(Items from a figure collection)
* Begin *

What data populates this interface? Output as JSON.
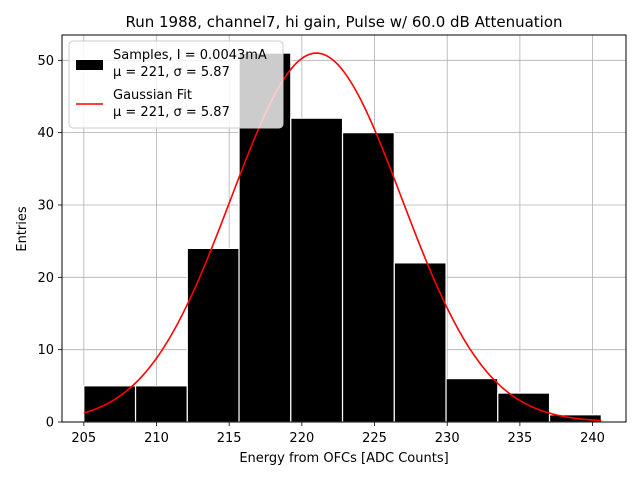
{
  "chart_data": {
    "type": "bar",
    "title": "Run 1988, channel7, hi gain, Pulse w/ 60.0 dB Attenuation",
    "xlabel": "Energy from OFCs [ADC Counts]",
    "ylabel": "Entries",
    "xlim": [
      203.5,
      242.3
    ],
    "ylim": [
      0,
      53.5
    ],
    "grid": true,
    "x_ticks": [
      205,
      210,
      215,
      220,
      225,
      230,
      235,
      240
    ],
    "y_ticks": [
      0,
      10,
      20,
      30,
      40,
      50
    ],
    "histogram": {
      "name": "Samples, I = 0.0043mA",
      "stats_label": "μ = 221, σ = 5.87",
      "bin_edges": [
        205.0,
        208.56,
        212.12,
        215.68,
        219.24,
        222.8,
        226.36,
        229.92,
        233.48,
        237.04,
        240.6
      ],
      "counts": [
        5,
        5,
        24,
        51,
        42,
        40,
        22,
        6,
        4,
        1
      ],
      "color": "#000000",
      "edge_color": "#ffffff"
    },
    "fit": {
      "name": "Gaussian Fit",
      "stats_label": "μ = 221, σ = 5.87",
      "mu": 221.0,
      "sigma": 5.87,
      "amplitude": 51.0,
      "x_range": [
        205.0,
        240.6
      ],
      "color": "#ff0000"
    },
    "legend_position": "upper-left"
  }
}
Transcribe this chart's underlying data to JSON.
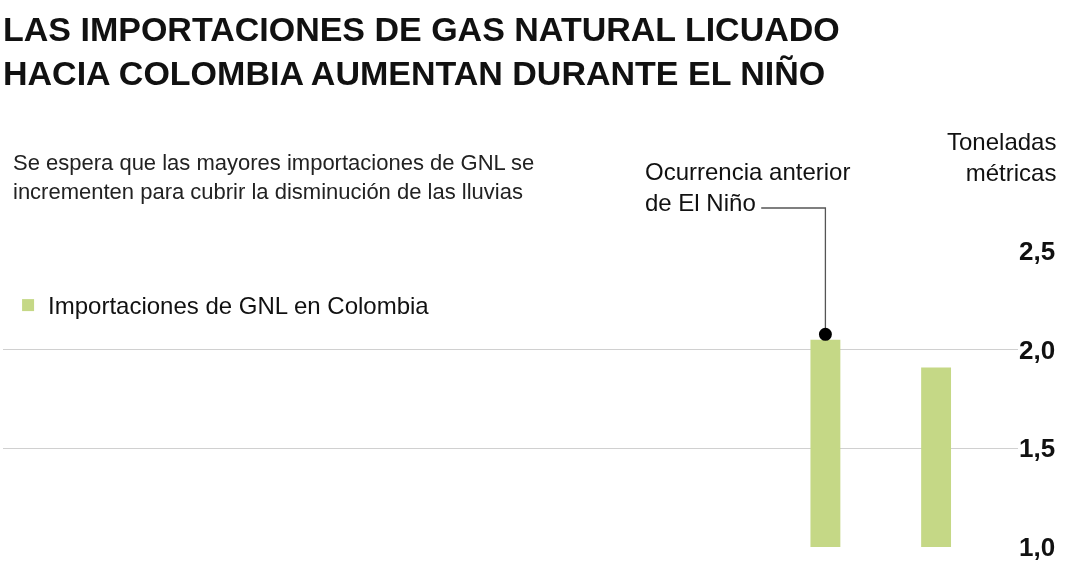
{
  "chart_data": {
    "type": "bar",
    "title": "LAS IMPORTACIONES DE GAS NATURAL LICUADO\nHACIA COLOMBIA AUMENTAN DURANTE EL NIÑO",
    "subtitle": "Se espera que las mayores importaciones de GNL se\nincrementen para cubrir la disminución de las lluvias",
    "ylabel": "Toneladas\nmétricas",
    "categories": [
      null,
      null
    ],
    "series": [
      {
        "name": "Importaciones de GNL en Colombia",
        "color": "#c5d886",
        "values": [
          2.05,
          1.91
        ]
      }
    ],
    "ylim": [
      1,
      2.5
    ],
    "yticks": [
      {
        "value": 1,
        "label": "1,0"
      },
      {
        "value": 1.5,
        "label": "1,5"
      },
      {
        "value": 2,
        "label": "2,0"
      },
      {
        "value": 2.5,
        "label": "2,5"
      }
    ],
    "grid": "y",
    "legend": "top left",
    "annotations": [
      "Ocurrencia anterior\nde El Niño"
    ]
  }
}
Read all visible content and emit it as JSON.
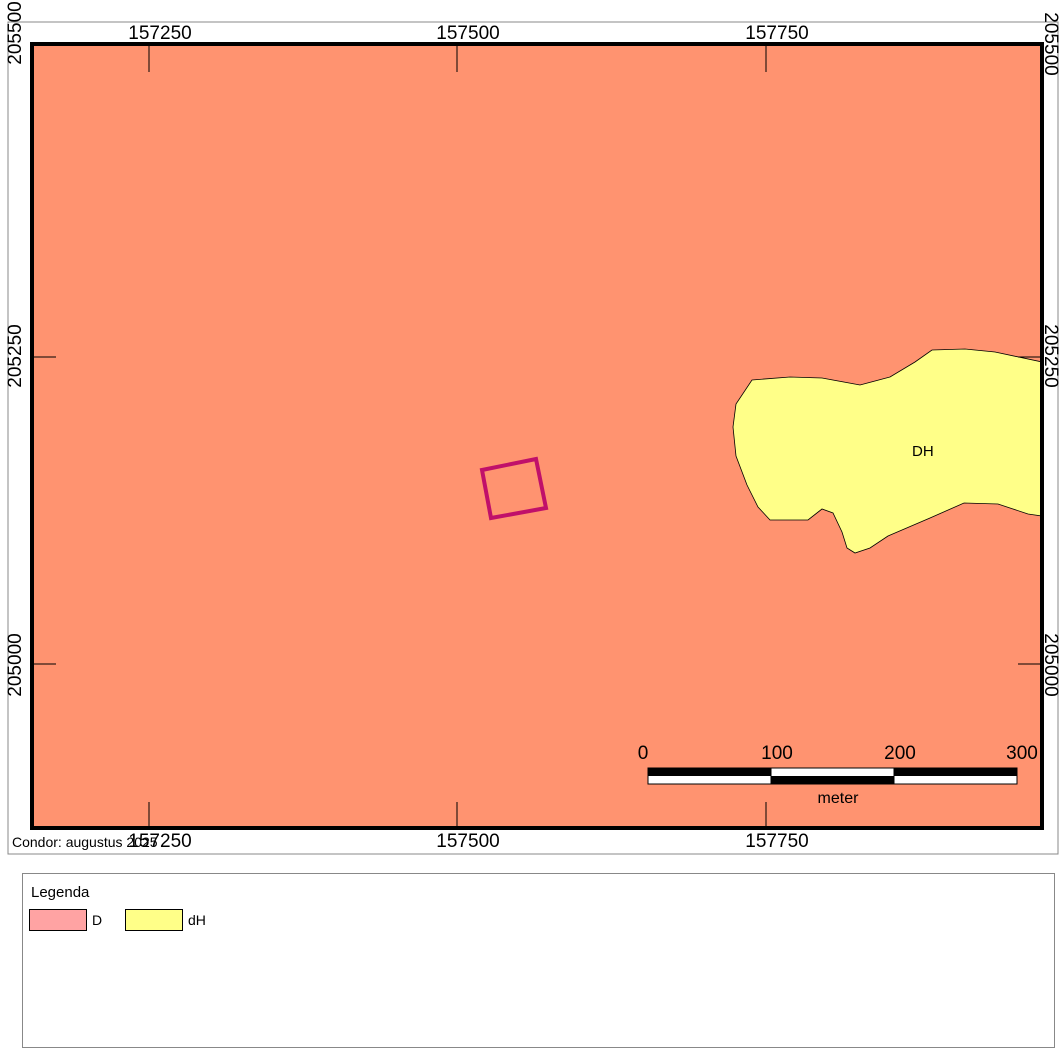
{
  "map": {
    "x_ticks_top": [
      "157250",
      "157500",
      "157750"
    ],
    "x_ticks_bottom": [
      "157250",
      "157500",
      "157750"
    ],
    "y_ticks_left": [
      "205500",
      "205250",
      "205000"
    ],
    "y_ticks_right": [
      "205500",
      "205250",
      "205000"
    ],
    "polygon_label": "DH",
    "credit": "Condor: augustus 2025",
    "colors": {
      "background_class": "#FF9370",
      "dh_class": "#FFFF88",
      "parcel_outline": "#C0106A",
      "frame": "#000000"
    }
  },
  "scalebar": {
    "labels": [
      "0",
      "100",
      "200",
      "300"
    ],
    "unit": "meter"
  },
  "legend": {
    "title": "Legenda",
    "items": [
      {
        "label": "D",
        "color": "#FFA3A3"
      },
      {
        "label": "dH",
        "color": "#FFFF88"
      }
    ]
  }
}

* End *

#### What is being asked
How many lines of the data contain the word "JSON"? Answer with the number alone.

#### Result for this task
3